• **The exercise**
Search the listing below for "Inverse". Copy each matching line.
— Start Material for this exercise —
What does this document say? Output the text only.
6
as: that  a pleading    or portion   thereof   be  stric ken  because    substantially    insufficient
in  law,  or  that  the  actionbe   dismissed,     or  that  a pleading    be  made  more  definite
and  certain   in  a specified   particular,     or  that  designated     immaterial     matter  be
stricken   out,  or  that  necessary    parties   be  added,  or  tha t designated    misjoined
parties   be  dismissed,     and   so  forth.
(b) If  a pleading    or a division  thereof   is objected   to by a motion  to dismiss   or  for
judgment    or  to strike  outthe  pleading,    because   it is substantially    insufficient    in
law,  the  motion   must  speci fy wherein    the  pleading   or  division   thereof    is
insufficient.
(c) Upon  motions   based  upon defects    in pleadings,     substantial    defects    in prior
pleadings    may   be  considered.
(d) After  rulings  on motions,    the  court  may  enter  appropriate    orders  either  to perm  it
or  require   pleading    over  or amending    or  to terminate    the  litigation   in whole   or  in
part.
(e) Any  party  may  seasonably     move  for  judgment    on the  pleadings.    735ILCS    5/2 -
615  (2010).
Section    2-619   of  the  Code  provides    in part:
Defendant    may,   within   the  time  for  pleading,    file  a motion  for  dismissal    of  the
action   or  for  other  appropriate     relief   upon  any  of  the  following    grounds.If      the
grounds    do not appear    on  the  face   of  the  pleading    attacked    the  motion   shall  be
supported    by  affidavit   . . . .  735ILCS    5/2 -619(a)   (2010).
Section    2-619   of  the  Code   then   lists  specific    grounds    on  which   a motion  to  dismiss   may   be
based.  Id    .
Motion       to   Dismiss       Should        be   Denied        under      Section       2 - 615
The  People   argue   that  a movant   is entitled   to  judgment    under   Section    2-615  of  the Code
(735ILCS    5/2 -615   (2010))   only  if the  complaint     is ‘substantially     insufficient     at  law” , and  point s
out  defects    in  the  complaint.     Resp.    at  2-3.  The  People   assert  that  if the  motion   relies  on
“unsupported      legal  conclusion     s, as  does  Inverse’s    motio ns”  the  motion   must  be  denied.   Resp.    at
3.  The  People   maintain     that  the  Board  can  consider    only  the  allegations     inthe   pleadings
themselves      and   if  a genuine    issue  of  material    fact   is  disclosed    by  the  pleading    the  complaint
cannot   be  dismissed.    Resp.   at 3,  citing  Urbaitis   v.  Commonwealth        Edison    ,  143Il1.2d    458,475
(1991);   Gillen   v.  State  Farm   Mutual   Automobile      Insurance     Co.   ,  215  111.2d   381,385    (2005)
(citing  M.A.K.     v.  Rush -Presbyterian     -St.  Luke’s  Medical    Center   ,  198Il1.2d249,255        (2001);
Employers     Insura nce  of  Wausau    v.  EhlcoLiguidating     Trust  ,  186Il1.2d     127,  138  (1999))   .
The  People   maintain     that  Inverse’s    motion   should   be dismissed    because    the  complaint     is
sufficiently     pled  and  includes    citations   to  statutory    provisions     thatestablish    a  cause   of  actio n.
— End Material for this exercise —
• **Written answer**
“unsupported      legal  conclusion     s, as  does  Inverse’s    motio ns”  the  motion   must  be  denied.   Resp.    at
The  People   maintain     that  Inverse’s    motion   should   be dismissed    because    the  complaint     is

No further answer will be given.